Reproduce the material word for word, from its first line through the line containing "outside-point <box>926 220 933 226</box>", including that line.
==============================
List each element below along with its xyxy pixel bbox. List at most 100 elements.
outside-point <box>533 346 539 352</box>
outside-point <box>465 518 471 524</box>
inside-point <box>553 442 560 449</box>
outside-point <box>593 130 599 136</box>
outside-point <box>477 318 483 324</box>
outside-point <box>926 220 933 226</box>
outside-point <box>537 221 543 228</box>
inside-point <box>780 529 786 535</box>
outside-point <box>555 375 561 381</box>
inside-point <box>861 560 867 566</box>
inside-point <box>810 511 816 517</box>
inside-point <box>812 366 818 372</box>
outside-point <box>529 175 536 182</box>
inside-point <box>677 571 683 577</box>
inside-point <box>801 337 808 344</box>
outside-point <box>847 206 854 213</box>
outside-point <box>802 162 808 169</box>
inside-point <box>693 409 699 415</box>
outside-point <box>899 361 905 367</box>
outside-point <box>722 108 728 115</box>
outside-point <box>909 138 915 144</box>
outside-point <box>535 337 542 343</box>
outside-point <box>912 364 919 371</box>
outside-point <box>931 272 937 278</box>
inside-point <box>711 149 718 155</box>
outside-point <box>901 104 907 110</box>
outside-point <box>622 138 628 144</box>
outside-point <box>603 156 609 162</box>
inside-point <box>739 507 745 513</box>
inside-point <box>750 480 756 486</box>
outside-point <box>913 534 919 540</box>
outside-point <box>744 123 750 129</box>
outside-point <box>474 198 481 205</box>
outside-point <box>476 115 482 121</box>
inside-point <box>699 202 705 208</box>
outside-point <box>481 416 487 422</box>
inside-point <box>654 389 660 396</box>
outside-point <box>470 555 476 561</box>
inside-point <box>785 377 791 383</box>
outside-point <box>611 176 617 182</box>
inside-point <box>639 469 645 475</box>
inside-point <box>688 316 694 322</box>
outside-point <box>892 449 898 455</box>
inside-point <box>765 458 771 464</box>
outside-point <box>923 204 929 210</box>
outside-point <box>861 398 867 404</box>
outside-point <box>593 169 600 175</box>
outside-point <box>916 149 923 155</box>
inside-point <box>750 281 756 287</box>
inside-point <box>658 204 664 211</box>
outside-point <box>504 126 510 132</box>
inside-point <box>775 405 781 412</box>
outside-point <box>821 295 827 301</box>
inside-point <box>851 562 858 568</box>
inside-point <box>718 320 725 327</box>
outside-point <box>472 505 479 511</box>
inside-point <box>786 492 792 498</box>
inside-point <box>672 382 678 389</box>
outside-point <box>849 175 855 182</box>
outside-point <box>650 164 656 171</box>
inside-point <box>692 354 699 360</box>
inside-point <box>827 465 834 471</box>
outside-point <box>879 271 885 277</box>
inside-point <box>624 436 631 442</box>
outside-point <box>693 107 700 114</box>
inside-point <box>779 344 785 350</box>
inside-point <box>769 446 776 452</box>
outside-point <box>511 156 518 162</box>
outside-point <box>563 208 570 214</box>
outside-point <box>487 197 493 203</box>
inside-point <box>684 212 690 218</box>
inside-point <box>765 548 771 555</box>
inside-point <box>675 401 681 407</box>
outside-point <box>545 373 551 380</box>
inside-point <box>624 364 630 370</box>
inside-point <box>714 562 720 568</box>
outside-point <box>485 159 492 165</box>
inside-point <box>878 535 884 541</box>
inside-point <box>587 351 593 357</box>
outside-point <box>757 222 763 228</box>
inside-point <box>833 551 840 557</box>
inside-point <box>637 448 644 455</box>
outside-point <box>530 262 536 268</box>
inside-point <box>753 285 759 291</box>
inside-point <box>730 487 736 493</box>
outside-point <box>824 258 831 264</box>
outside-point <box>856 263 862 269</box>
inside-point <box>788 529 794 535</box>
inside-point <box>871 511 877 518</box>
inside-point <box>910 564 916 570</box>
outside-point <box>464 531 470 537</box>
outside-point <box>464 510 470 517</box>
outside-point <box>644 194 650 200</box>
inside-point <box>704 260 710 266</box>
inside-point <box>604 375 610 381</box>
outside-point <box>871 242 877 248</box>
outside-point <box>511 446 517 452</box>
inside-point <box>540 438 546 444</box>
==============================
§ **Full response**:
List each element below along with its xyxy pixel bbox. List at most 100 elements.
outside-point <box>533 346 539 352</box>
outside-point <box>465 518 471 524</box>
inside-point <box>553 442 560 449</box>
outside-point <box>593 130 599 136</box>
outside-point <box>477 318 483 324</box>
outside-point <box>926 220 933 226</box>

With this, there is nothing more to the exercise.